## Begin

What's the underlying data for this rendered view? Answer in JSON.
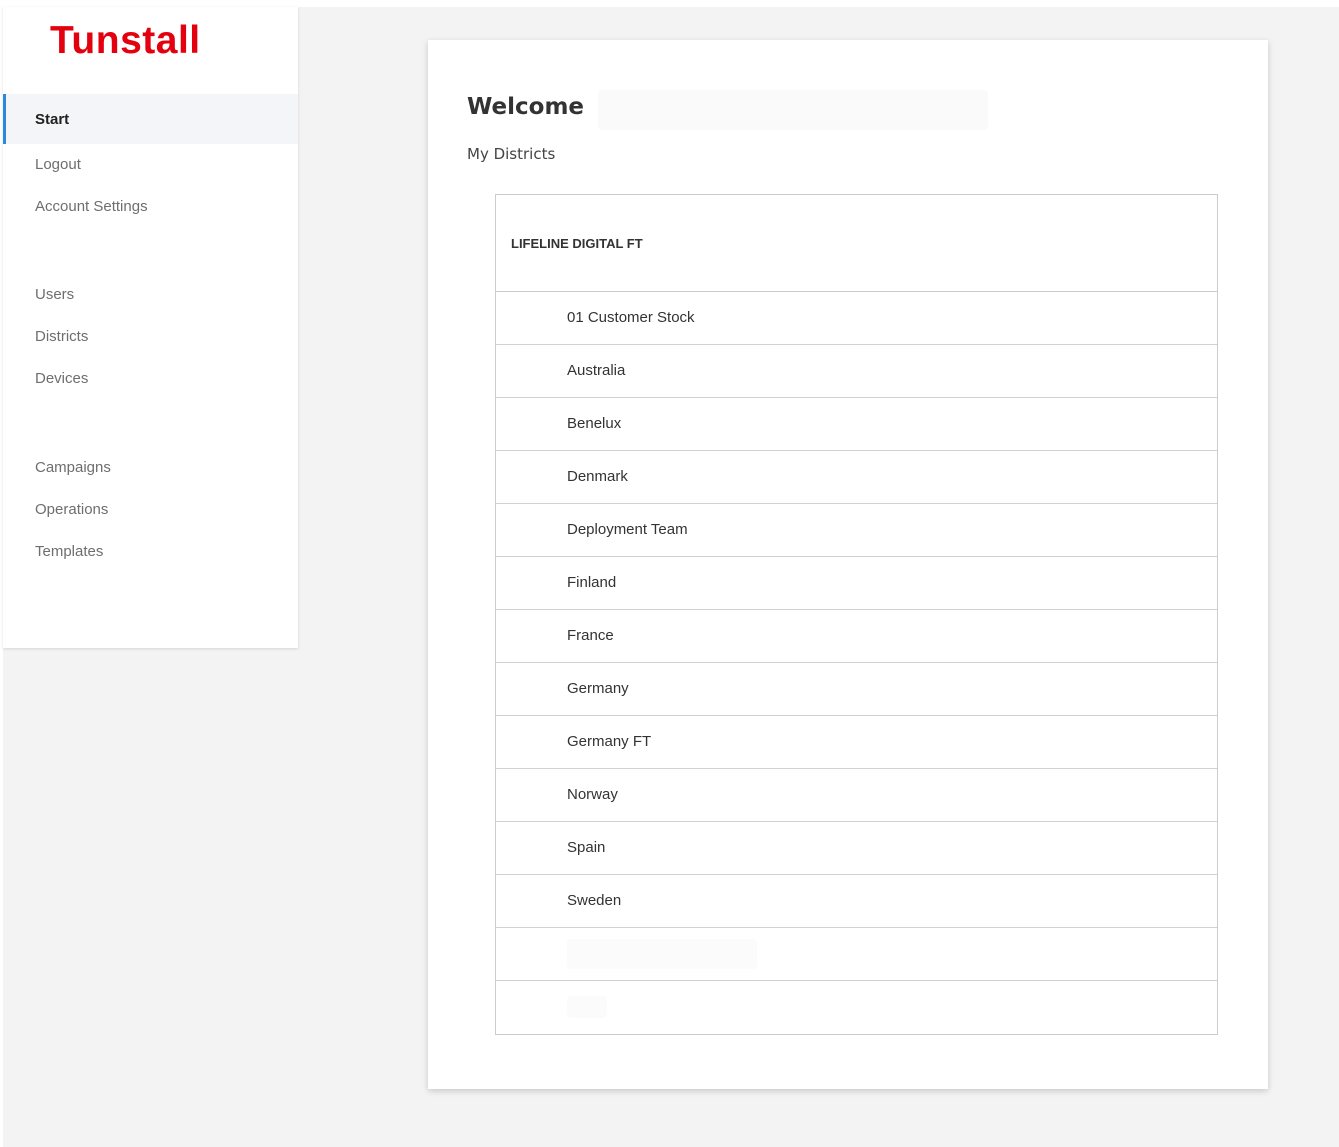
{
  "brand": {
    "logo_text": "Tunstall",
    "color": "#e3000f"
  },
  "sidebar": {
    "active_item": "Start",
    "items": [
      {
        "label": "Start"
      },
      {
        "label": "Logout"
      },
      {
        "label": "Account Settings"
      },
      {
        "label": "Users"
      },
      {
        "label": "Districts"
      },
      {
        "label": "Devices"
      },
      {
        "label": "Campaigns"
      },
      {
        "label": "Operations"
      },
      {
        "label": "Templates"
      }
    ],
    "accent_color": "#2b8ad9"
  },
  "main": {
    "title": "Welcome",
    "subtitle": "My Districts",
    "table": {
      "header": "LIFELINE DIGITAL FT",
      "rows": [
        "01 Customer Stock",
        "Australia",
        "Benelux",
        "Denmark",
        "Deployment Team",
        "Finland",
        "France",
        "Germany",
        "Germany FT",
        "Norway",
        "Spain",
        "Sweden"
      ]
    }
  }
}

## End

- **INSTRUCTION**:
Go through the records above and copy every line with the word "label".

- **RESULT**:
        "label": "Start"
        "label": "Logout"
        "label": "Account Settings"
        "label": "Users"
        "label": "Districts"
        "label": "Devices"
        "label": "Campaigns"
        "label": "Operations"
        "label": "Templates"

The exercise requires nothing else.